Texte fourni:
━━━━

C’est d’ailleurs avec ces amies que je passe une grande partie de mes journées de repos. Entre aller à Copenhague, passer un après-midi à la plage et séjourner à Malmo, il nous arrive également de passer des journées plus tranquilles. Voici donc à quoi peut ressembler une journée sans soccer pour moi à Kristianstad.

 

 Il est 10 h du matin lorsque j’ouvre les yeux. J’aimerais dire qu’il m’arrive rarement de me réveiller si tard, mais je dois avouer que c’est une heure de réveil assez courante pour moi. Bref, il est 10 h un mardi matin, deux jours après avoir battu Linköping à la maison. À la suite d'un début de saison un peu cahoteux, cette victoire durement obtenue était nécessaire. Au programme aujourd’hui, une partie de scrabble dans notre café préféré, puis une visite à la plage pour une baignade glaciale dans la mer baltique pour aider nos jambes à récupérer après une longue semaine.Gabrielle Carle et ses coéquipières au café Conditori Duvander

 

Vers 11 h, Eve et moi pédalons 5 minutes jusqu’à Conditori Duvander. C’est un endroit que nous avons découvert lors de notre deuxième semaine à Kristianstad. Avec ses hauts plafonds, ses grandes fenêtres flanquées de rideaux de théâtre et ses moulures décoratives, on se croirait dans un café anglais du 18e siècle dès qu’on y met les pieds. Tabby et DB, nos deux amies américaines, nous attendent sur la terrasse extérieure.

━━━━

Extraits de données:
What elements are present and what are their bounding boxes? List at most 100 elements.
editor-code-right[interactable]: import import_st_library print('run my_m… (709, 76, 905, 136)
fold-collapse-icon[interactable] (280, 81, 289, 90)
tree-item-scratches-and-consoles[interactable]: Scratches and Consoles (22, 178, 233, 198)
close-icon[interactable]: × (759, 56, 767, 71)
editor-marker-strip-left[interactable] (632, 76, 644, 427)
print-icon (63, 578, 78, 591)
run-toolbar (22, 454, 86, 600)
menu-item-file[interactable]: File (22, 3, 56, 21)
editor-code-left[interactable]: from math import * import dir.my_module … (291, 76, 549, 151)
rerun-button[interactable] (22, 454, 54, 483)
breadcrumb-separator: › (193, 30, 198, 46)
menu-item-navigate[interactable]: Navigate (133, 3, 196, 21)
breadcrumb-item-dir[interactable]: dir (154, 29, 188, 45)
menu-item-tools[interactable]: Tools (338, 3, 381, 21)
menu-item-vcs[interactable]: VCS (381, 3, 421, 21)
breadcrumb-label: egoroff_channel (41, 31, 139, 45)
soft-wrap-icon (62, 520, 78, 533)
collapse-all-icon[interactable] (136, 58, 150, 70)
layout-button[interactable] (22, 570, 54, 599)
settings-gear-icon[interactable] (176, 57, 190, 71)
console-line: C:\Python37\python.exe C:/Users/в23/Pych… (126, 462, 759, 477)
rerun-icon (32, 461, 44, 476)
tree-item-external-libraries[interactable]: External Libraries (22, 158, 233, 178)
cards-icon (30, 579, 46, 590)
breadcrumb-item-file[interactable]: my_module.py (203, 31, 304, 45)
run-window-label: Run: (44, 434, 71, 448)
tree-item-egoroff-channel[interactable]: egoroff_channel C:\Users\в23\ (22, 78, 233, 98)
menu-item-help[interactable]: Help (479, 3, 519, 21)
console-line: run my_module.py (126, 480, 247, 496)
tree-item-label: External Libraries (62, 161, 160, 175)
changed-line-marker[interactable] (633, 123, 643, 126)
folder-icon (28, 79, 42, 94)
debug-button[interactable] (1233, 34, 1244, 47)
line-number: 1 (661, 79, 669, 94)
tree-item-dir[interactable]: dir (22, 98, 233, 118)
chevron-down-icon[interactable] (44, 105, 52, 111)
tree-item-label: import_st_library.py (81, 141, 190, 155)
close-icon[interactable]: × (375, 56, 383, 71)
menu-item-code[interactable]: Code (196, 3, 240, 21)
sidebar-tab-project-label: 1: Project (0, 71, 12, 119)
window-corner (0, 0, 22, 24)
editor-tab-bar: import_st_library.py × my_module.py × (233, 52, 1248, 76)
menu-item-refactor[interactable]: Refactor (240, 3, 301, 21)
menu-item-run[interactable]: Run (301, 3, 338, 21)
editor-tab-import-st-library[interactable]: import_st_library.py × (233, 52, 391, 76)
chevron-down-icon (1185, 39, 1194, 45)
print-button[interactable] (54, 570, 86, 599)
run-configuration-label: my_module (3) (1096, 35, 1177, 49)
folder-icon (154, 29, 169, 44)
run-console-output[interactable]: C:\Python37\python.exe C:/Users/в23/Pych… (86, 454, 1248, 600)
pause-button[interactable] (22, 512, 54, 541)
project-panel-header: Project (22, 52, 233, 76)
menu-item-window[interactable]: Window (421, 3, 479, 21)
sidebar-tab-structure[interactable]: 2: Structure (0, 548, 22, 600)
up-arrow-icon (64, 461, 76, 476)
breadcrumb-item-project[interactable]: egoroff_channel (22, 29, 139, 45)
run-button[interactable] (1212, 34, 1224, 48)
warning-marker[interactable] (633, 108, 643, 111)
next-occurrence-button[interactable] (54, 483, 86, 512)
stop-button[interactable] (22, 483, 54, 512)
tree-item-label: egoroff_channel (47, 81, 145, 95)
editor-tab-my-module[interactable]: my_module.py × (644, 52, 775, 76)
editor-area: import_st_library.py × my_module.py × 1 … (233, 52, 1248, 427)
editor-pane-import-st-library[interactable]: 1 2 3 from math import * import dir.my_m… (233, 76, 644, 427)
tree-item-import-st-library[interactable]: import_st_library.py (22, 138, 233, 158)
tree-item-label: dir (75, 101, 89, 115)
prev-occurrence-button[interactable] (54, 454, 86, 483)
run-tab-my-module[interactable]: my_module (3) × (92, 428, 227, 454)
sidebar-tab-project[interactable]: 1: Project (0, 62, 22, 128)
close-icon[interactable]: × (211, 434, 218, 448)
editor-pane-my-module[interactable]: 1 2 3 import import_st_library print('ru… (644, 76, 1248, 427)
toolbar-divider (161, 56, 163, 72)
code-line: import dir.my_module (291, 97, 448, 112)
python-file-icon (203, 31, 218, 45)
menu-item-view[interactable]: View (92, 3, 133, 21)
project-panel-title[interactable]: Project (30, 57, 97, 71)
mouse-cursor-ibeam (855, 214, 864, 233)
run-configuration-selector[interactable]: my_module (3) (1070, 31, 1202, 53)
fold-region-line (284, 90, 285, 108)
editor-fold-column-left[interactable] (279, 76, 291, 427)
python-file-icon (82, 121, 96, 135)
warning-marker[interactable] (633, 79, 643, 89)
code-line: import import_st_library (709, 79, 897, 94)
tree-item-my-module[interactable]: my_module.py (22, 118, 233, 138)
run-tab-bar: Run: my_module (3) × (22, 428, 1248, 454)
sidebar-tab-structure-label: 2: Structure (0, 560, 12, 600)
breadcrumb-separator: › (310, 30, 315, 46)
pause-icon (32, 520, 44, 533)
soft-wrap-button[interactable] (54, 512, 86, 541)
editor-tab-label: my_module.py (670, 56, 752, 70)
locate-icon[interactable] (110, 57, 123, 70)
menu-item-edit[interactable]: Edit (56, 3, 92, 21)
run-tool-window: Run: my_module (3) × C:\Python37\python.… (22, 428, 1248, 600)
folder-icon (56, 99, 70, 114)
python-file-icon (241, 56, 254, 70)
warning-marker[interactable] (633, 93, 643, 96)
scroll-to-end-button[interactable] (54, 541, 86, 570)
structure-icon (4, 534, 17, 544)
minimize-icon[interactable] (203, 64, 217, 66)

━━━━

Tâche à réaliser:
Dans le texte sur la journée sans soccer à Kristianstad, recopiez mot pour mot le passage allant de « C’est d’ailleurs avec » jusqu'à « moi à Kristianstad. » inclus.

Réponse attendue:
C’est d’ailleurs avec ces amies que je passe une grande partie de mes journées de repos. Entre aller à Copenhague, passer un après-midi à la plage et séjourner à Malmo, il nous arrive également de passer des journées plus tranquilles. Voici donc à quoi peut ressembler une journée sans soccer pour moi à Kristianstad.